- Article -
## START

If I had the dosh , all my money is tied up in poultry at the moment plus I would have no idea how to use it .


----------



## jeebsy (May 5, 2013)

I got some Kenyan beans from Sainsburys a while ago that were actually drinkable.


----------



## Thecatlinux (Mar 10, 2014)

jeebsy said:


> I got some Kenyan beans from Sainsburys a while ago that were actually drinkable.


Ah but with illy you get a tin, and I am sure they cant be that bad, can they ?

Defiantly thinking I am going to have to do a review on supermarket beans , if I can find something with a roast date will be interesting.


----------



## froggystyle (Oct 30, 2013)

Screw that, cant you pop over to smokey barn, how far is it?


----------



## Thecatlinux (Mar 10, 2014)

froggystyle said:


> Screw that, cant you pop over to smokey barn, how far is it?


i did consider that option but it will 2hour round trip and I haven't the time , i don't know if chris is interested in a frozen turkey.


----------



## froggystyle (Oct 30, 2013)

Who wouldn't be interested in a frozen turkey, Christmas will be here in the blink of an eye!


----------



## Thecatlinux (Mar 10, 2014)

froggystyle said:


> Who wouldn't be interested in a frozen turkey, Christmas will be here in the blink of an eye!


how long are they good for in a freezer ?


----------



## froggystyle (Oct 30, 2013)

Till Christmas!


----------



## froggystyle (Oct 30, 2013)

Thats not true!

Depends on your freezer rating, maybe 3-5 months from purchase.


----------



## Thecatlinux (Mar 10, 2014)

froggystyle said:


> Thats not true!
> 
> Depends on your freezer rating, maybe 3-5 months from purchase.


i have to disagree my sister put the turkey in the freezer at the end of January , when I looked in the freezer the following day it was dead.


----------



## froggystyle (Oct 30, 2013)

You had it turned up too high then!

wondering now if Noah has hijacked your account?


----------



## Thecatlinux (Mar 10, 2014)

No I have genuinely run out of coffee! And there is defo a bird in my freezer!


----------



## froggystyle (Oct 30, 2013)

And some bread!


----------



## Burnzy (Apr 17, 2014)

This is a bad situation!!! Think a two hour trip may be worth it... Good luck!


----------



## 4085 (Nov 23, 2012)

Thecatlinux said:


> If I had the dosh , all my money is tied up in poultry at the moment plus I would have no idea how to use it .

## END

- Set task 1 -
Please reproduce the stretch of the coffee thread from "i have to disagree" through "hijacked your account?".
- Set task 2 -
Write the next part of the coffee thread, picking up after its final line.

- Element and region data -

## START

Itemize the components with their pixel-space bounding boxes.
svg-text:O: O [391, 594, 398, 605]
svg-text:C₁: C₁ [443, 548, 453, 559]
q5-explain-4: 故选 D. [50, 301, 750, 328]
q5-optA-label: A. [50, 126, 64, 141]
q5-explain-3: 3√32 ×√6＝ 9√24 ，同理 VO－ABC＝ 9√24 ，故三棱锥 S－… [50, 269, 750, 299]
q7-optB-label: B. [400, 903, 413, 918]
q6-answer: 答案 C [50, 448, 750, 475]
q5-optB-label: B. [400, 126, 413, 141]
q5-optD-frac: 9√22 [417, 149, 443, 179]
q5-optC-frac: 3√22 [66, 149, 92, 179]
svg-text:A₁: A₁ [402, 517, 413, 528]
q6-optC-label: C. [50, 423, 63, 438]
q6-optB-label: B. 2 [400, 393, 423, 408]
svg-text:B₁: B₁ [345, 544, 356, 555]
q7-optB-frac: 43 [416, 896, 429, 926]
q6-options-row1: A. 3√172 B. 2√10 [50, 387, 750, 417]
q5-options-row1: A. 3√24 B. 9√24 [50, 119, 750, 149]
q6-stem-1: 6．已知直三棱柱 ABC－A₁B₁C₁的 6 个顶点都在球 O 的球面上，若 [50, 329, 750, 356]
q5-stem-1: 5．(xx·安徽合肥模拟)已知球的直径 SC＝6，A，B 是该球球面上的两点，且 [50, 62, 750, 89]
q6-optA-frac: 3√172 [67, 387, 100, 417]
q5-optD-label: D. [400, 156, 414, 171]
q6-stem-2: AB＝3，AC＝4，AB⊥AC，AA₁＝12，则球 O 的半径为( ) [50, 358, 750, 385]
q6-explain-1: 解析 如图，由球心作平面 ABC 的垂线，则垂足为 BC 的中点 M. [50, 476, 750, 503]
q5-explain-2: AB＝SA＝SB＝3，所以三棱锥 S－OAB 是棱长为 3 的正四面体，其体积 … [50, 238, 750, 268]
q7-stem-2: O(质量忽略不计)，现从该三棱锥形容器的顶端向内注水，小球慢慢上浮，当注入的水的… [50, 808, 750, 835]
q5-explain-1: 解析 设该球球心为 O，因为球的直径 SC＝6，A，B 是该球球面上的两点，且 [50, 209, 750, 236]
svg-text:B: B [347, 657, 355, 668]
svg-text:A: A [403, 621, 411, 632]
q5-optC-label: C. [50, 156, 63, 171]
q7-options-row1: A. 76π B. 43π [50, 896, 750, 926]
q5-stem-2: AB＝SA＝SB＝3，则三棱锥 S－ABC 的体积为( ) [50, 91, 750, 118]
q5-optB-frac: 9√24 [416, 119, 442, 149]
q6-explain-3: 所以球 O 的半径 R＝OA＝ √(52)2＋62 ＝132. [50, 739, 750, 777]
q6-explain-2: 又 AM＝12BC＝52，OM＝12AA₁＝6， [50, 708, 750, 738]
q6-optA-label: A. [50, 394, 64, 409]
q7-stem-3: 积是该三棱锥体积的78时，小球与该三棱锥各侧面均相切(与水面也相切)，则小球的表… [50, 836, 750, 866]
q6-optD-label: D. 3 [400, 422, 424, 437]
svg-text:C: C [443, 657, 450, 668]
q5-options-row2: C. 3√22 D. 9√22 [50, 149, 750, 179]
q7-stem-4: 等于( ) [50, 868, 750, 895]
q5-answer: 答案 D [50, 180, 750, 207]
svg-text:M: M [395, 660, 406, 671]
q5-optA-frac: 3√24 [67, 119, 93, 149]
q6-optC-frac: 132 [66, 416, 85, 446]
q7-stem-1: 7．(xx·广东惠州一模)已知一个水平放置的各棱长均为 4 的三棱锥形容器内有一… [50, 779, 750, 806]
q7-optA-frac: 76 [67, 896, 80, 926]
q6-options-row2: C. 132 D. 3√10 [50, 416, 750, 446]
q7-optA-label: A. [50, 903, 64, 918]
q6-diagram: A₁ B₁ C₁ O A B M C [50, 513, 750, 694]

## END

- Answer 1 -
i have to disagree my sister put the turkey in the freezer at the end of January , when I looked in the freezer the following day it was dead.


----------



## froggystyle (Oct 30, 2013)

You had it turned up too high then!

wondering now if Noah has hijacked your account?

- Answer 2 -
If you can get Weasels to eat coffee beans, then hens should be no problem........


----------



## TonyW (Jul 17, 2012)

Are you sure that turkey's dead? It might just be pinning for the ffjords.


----------



## The Systemic Kid (Nov 23, 2012)

Ah, dead, deceased, is no more - gone to join the choir invisibule


----------



## Thecatlinux (Mar 10, 2014)

Now going to supermarket so whats it going to be folk can of illy or something else?


----------



## The Systemic Kid (Nov 23, 2012)

You could go for - La....Lav.... - just can't bring myself to say it


----------



## hotmetal (Oct 31, 2013)

Lavatory water?


----------



## Thecatlinux (Mar 10, 2014)

I am not that lavf (see what you dazz)


----------



## hotmetal (Oct 31, 2013)

Crikey Mr Feline Penguin type fellow, if that's what caffeine withdrawal does for your typing I'm glad I managed to restock yetserday with 20g to go before empty hopper time!


----------



## Thecatlinux (Mar 10, 2014)

If I get the can of illy , I can justify it as buying a new tin to store my coffee in but comes with free coffee which of course you would at least try . Expensive tin mind ya !


----------



## froggystyle (Oct 30, 2013)

You've changed!!!


----------



## Thecatlinux (Mar 10, 2014)

froggystyle said:


> You've changed!!!


Only because I am going to the supermarket . You never know who you might bump into


----------



## froggystyle (Oct 30, 2013)

In great Yarmouth? Nobody famous, maybe Delia Smith!


----------



## hotmetal (Oct 31, 2013)

Thecatlinux said:


> If I get the can of illy , I can justify it as buying a new tin to store my coffee in but comes with free coffee which of course you would at least try . Expensive tin mind ya !


Haha! I did this under similar circumstances when Tezzies were flogging "Caffè Trucillo" beans in a tin. Trouble is, the tin is too small to allow a bag of beans to fit inside when there's a clip on the bag.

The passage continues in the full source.